- Testo di riferimento -
::::

Ha scatenato polemiche e ironia nelle settimane scorse lo spot del governo in cui l’allenatore della nazionale maschile di calcio, Roberto Mancini, invita a «uscire dal mondo della droga per vivere le emozioni vere».

Dopo la Venere di Botticelli lanciata ad aprile come virtual influencer dal Ministero del Turismo e il logo fascisteggiante del Ministero dell’Istruzione presentato a maggio, è arrivato a giugno il terzo pasticcio di comunicazione governativa.

La campagna realizzata dal Dipartimento per le politiche antidroga e dal Dipartimento per l’informazione e l’editoria è stata presentata il 26 Giugno in occasione della “Giornata internazionale contro l’abuso e il traffico illecito di droghe” delle Nazioni unite.

La missione di quest’anno per l’Onu era quella di «sensibilizzare sull’importanza di trattare le persone che fanno uso di droghe con rispetto ed empatia», per questo lo slogan era: «Prima le persone. Fermare stigma e discriminazione, rafforzare la prevenzione».

A Palazzo Chigi devono avere letto male i comunicati fin da titolo, visto che hanno sostituito la parola «abuso» con la parola «uso» nel titolo ufficiale della giornata e poi improntato il messaggio dello spot sulla stigmatizzazione di tutti i consumatori di sostanze giudicati colpevoli di vivere emozioni «non vere».

Viene già un po’ difficile immaginare che uno spot pubblicitario immesso nel flusso televisivo o dei social network possa essere credibile quando richiama all’importanza di “vivere emozioni vere”, se poi il messaggio è un apodittico «Tutte le droghe fanno male» il risultato non può che essere raccolto con ironia e dileggio dalla gran parte del pubblico.

Non è facile fare una campagna di prevenzione al consumo e all’abuso di sostanze stupefacenti e non esistono casi studio di particolare successo ma l’empatia verso i consumatori e l’informazione sugli effetti delle varie sostanze, sono da molto tempo la premessa di qualsiasi comunicazione.

Nello spot del Governo l’obiettivo pare invece unicamente quello di accomunare «tutte le droghe» per dichiararne una generale pericolosità. Un messaggio così debole che non può che destare ilarità quando lo si vede raccolto e rilanciato dai tre ragazzi all’interno dello spot: “dai facciamo un video anche noi”. Tutta la forza dello spot è lasciata nelle mani di un testimonial dalla recitazione legittimamente incerta.

Ma quale è il capitale di immaginario sul tema delle droghe o la credibilità di Roberto Mancini verso il target giovanile a cui dovrebbe essere destinata la campagna? La sua è solo l’autorevolezza ontologica data dal ruolo di allenatore della nazionale di calcio.

In pubblicità il testimonial è una scorciatoia dal punto di vista dell’efficacia comunicativa. È un catalizzatore dell’attenzione del pubblico ma per funzionare deve essere al servizio del messaggio altrimenti finisce con «vampirizzare» il contenuto e farci dimenticare quello di cui si sta parlando. Nelle campagne sociali soprattutto il testimonial deve poter essere percepito come seriamente interessato al tema. In questi stessi giorni però Roberto Mancini in tv e sul web ci invita a chiamare un franchising per ristrutturare casa, a usare il Telepass anche con il monopattino, ad andare in vacanza nelle Marche e infine a non drogarci.

::::

- Materiale fornito -
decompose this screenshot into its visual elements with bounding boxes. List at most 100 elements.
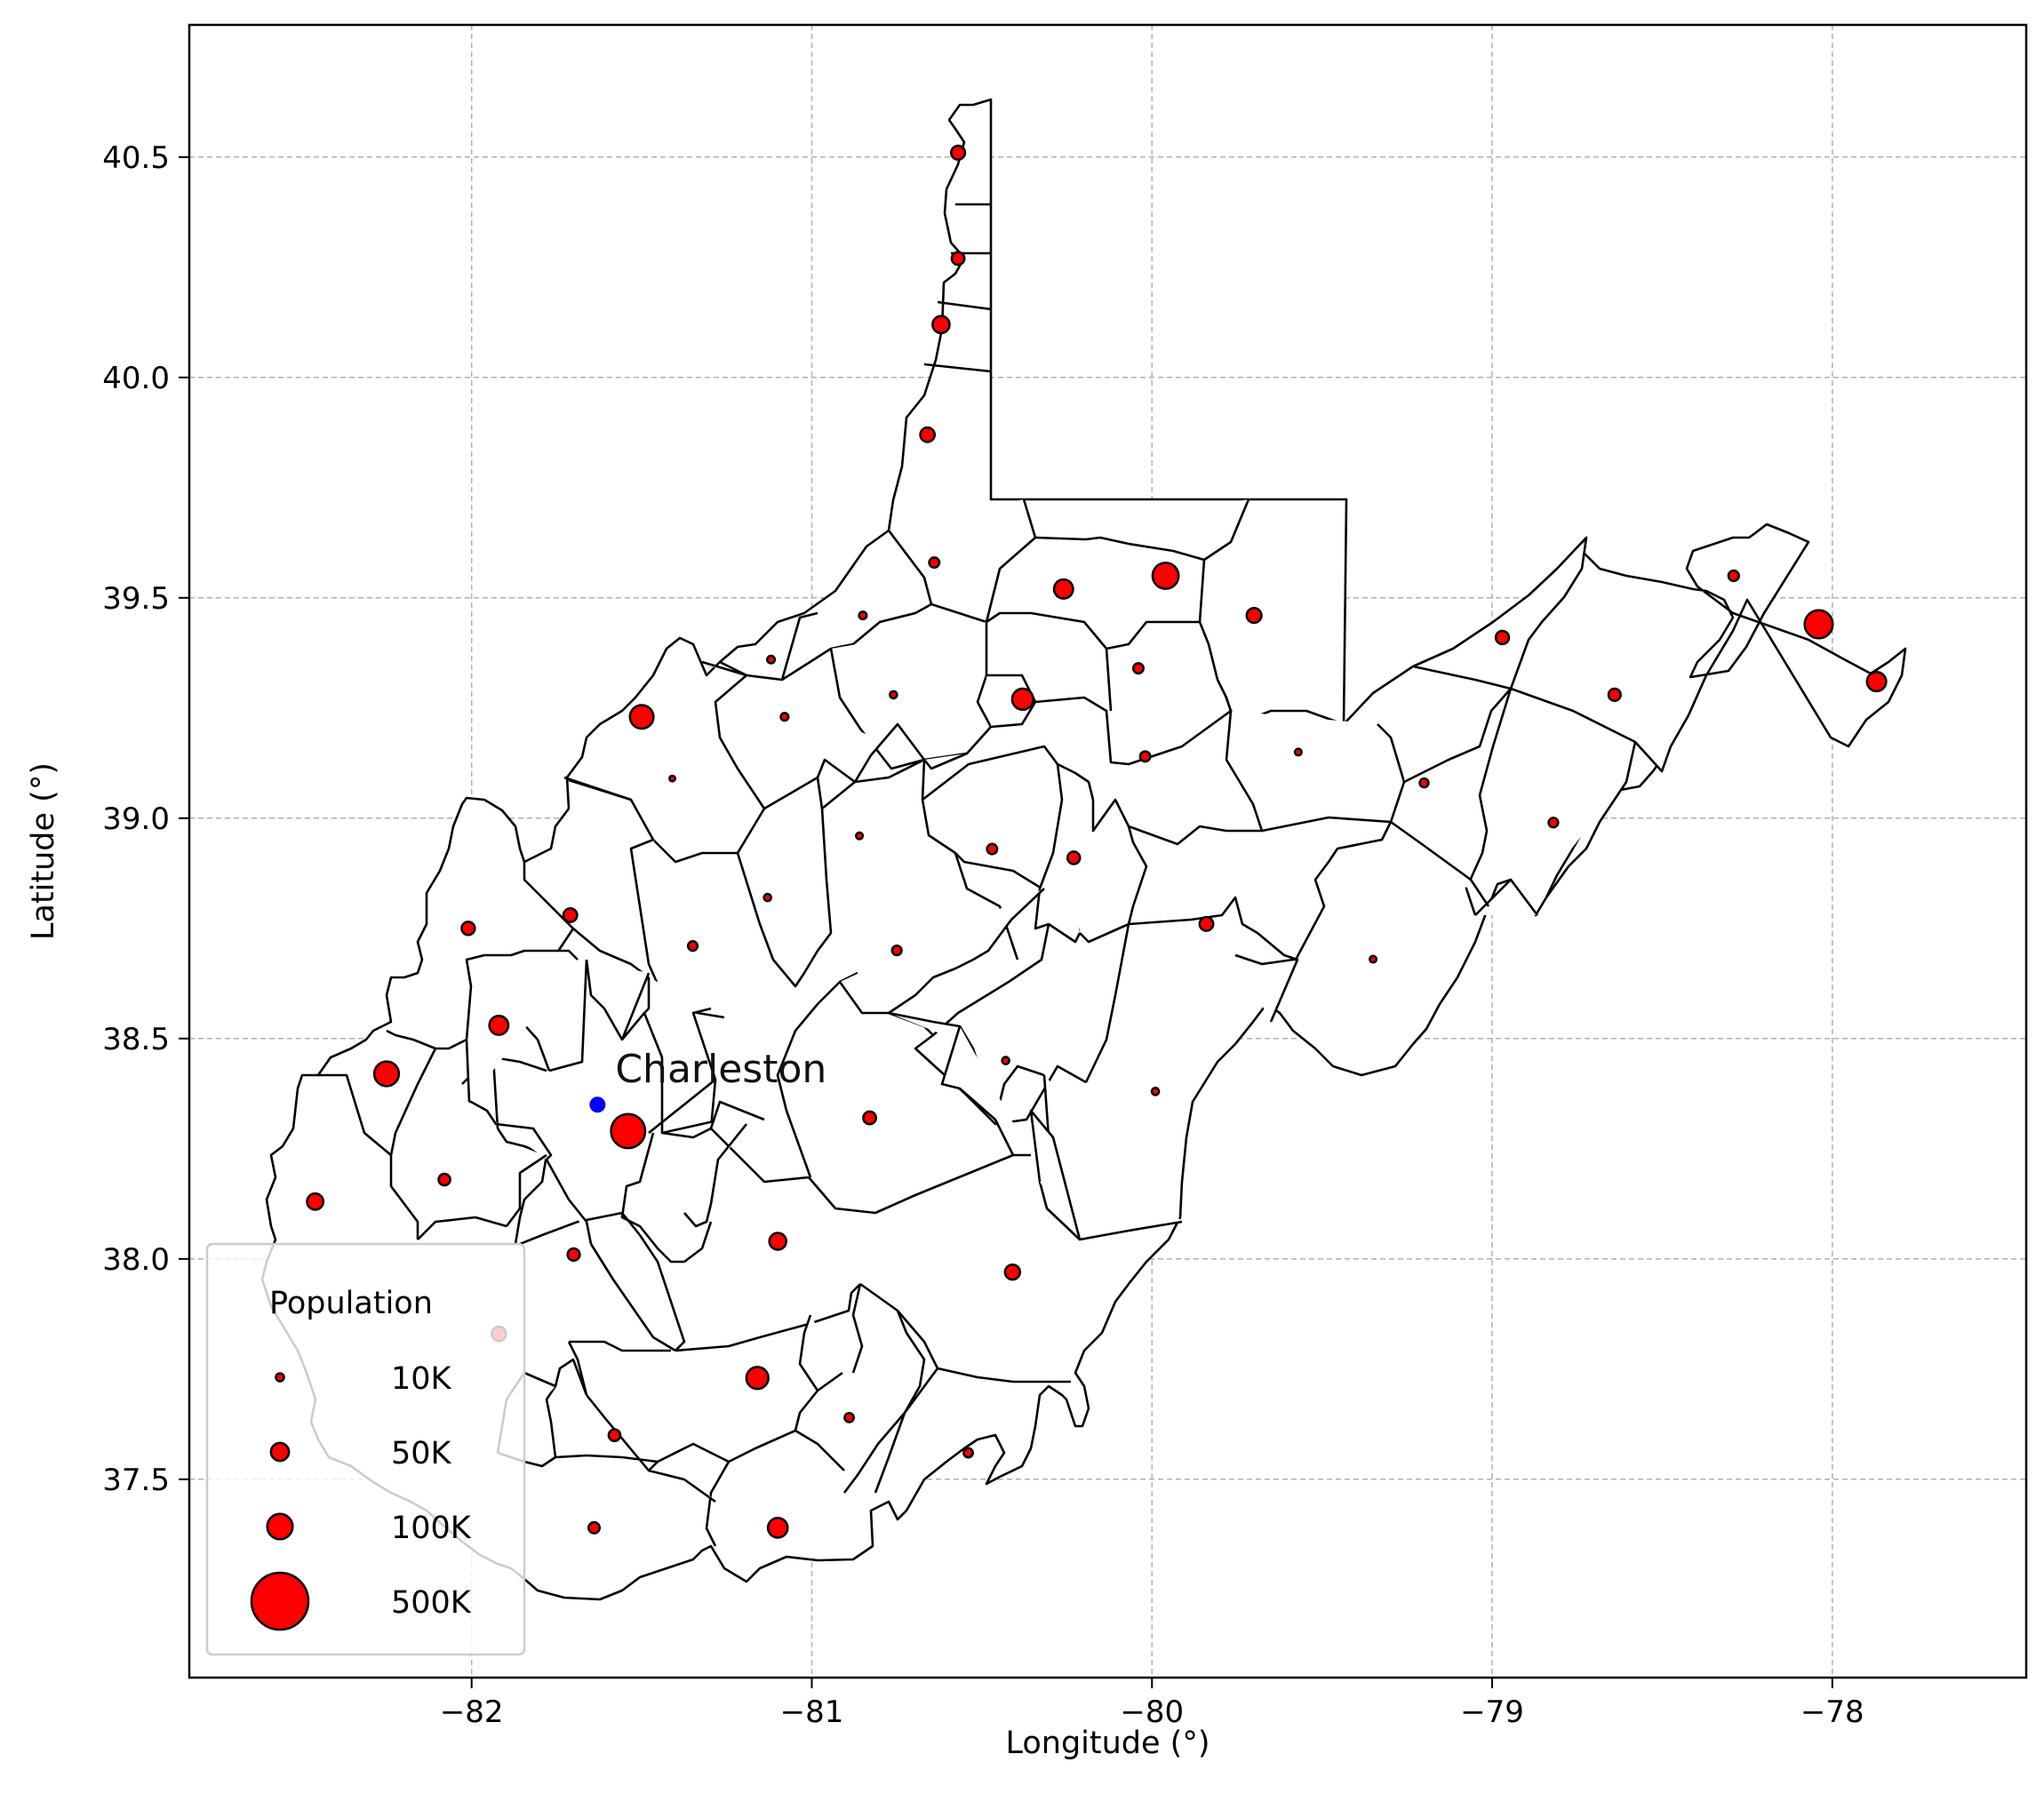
- county-line: [620, 1212, 642, 1236]
- county-line: [585, 959, 651, 1041]
- county-line: [589, 1243, 676, 1352]
- county-population-marker: [1151, 562, 1180, 590]
- legend-marker: [269, 1441, 291, 1463]
- county-line: [701, 660, 926, 810]
- county-population-marker: [1369, 954, 1378, 964]
- county-line: [802, 777, 833, 974]
- county-population-marker: [607, 1428, 622, 1443]
- county-line: [683, 1123, 748, 1228]
- county-population-marker: [779, 712, 790, 722]
- county-line: [986, 611, 1200, 650]
- county-population-marker: [488, 1014, 510, 1036]
- x-tick-label: −80: [1120, 1694, 1184, 1730]
- county-population-marker: [843, 1411, 855, 1423]
- county-line: [1545, 741, 1637, 898]
- county-population-marker: [460, 921, 476, 937]
- county-line: [705, 1429, 796, 1547]
- county-line: [874, 1367, 939, 1494]
- y-axis-label: Latitude (°): [26, 762, 61, 940]
- county-population-marker: [1066, 850, 1082, 865]
- county-line: [469, 1100, 553, 1160]
- county-population-marker: [950, 251, 966, 267]
- county-line: [1390, 820, 1490, 907]
- county-line: [808, 1153, 1014, 1215]
- legend-label: 500K: [391, 1585, 472, 1621]
- county-line: [1034, 498, 1250, 562]
- county-population-marker: [1547, 817, 1560, 829]
- county-line: [523, 862, 650, 979]
- y-tick-label: 40.5: [102, 140, 170, 176]
- county-line: [563, 776, 632, 801]
- legend-marker: [250, 1571, 310, 1631]
- county-line: [1084, 923, 1130, 1083]
- county-population-marker: [766, 654, 777, 665]
- legend-label: 50K: [391, 1436, 452, 1471]
- county-line: [1403, 665, 1513, 784]
- county-population-marker: [768, 1232, 787, 1251]
- county-population-marker: [1138, 750, 1152, 763]
- legend-label: 100K: [391, 1511, 472, 1546]
- capital-marker: [589, 1096, 606, 1113]
- y-tick-label: 37.5: [102, 1463, 170, 1498]
- county-population-marker: [566, 1247, 581, 1262]
- county-population-marker: [962, 1447, 974, 1459]
- county-population-marker: [1131, 662, 1145, 675]
- county-population-marker: [1494, 629, 1511, 646]
- county-population-marker: [1150, 1087, 1161, 1096]
- county-line: [683, 1221, 713, 1264]
- plot-frame: [188, 23, 2028, 1679]
- county-population-marker: [587, 1520, 601, 1535]
- x-tick-label: −81: [780, 1694, 844, 1730]
- county-population-marker: [372, 1060, 401, 1088]
- county-population-marker: [1245, 607, 1263, 625]
- county-population-marker: [862, 1110, 877, 1126]
- county-line: [798, 1314, 843, 1392]
- x-axis-ticks: −82 −81 −80 −79 −78: [440, 1678, 1864, 1730]
- county-line: [842, 1412, 906, 1494]
- county-line: [621, 1012, 645, 1041]
- county-line: [1128, 896, 1298, 961]
- county-line: [937, 300, 992, 311]
- county-population-marker: [1003, 1263, 1022, 1281]
- county-line: [1234, 953, 1299, 1023]
- county-line: [643, 977, 717, 1139]
- county-line: [923, 363, 992, 373]
- county-line: [896, 1310, 926, 1414]
- population-markers: [306, 144, 1888, 1539]
- capital-marker-group: Charleston: [589, 1047, 826, 1113]
- county-population-marker: [889, 690, 898, 700]
- y-tick-label: 40.0: [102, 361, 170, 396]
- county-line: [1105, 648, 1113, 712]
- county-line: [709, 1100, 810, 1184]
- y-tick-label: 39.0: [102, 801, 170, 837]
- county-population-marker: [1198, 915, 1215, 932]
- county-population-marker: [1865, 670, 1888, 693]
- county-population-marker: [1052, 578, 1074, 600]
- county-line: [620, 1132, 684, 1264]
- county-population-marker: [855, 831, 865, 841]
- county-line: [648, 1442, 730, 1471]
- county-population-marker: [1418, 777, 1430, 789]
- county-population-marker: [745, 1366, 770, 1391]
- county-line: [838, 888, 1045, 1015]
- county-line: [1029, 1109, 1082, 1240]
- county-population-marker: [1001, 1056, 1010, 1065]
- legend-marker: [275, 1372, 285, 1383]
- county-population-marker: [931, 315, 951, 335]
- legend-box: [205, 1242, 526, 1656]
- county-line: [922, 752, 968, 770]
- county-line: [569, 1340, 671, 1352]
- legend-marker: [266, 1512, 294, 1541]
- county-line: [505, 1153, 547, 1227]
- county-population-marker: [919, 426, 936, 443]
- county-population-marker: [668, 774, 676, 783]
- county-line: [1509, 537, 1588, 690]
- county-line: [465, 949, 579, 1103]
- county-line: [1198, 559, 1219, 681]
- county-line: [821, 758, 1082, 934]
- county-population-marker: [928, 556, 941, 570]
- capital-label: Charleston: [615, 1047, 826, 1092]
- county-line: [1128, 825, 1262, 846]
- county-line: [780, 611, 818, 681]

::::

- Consegne -
**1.** Ricopia fedelmente dall'articolo sullo spot antidroga il passo compreso tra "Viene già un" e "parte del pubblico.", estremi inclusi.
**2.** Scrivi il seguito dell'articolo sullo spot antidroga, riprendendo subito dopo la sua ultima frase.

- Risposte per consegna -
**1.**
Viene già un po’ difficile immaginare che uno spot pubblicitario immesso nel flusso televisivo o dei social network possa essere credibile quando richiama all’importanza di “vivere emozioni vere”, se poi il messaggio è un apodittico «Tutte le droghe fanno male» il risultato non può che essere raccolto con ironia e dileggio dalla gran parte del pubblico.

**2.**
La sua è una presenza inflazionata. Quanto gliene importa davvero a questo testimonial dei temi della salute se in uno spot guida una Lancia Flavia senza cintura (è ambientato nel 1990 ma l’obbligo di cintura è di due anni prima) poi mette a rischio la vita di due giocatori della nazionale facendogli spingere un’auto rimasta senza benzina e, in un altro spot, ci invita a bere vino marchigiano?

Nella comunicazione istituzionale molto spesso il testimonial è utilizzato in chiave “difensiva”. Serve a garantire l’organizzazione rispetto alla responsabilità del messaggio. Se c’è un personaggio noto, i dirigenti e funzionari della pubblica amministrazione, così come gli account delle agenzie pubblicitarie, si sentono tutelati rispetto agli esiti della comunicazione e alle critiche che possono arrivare.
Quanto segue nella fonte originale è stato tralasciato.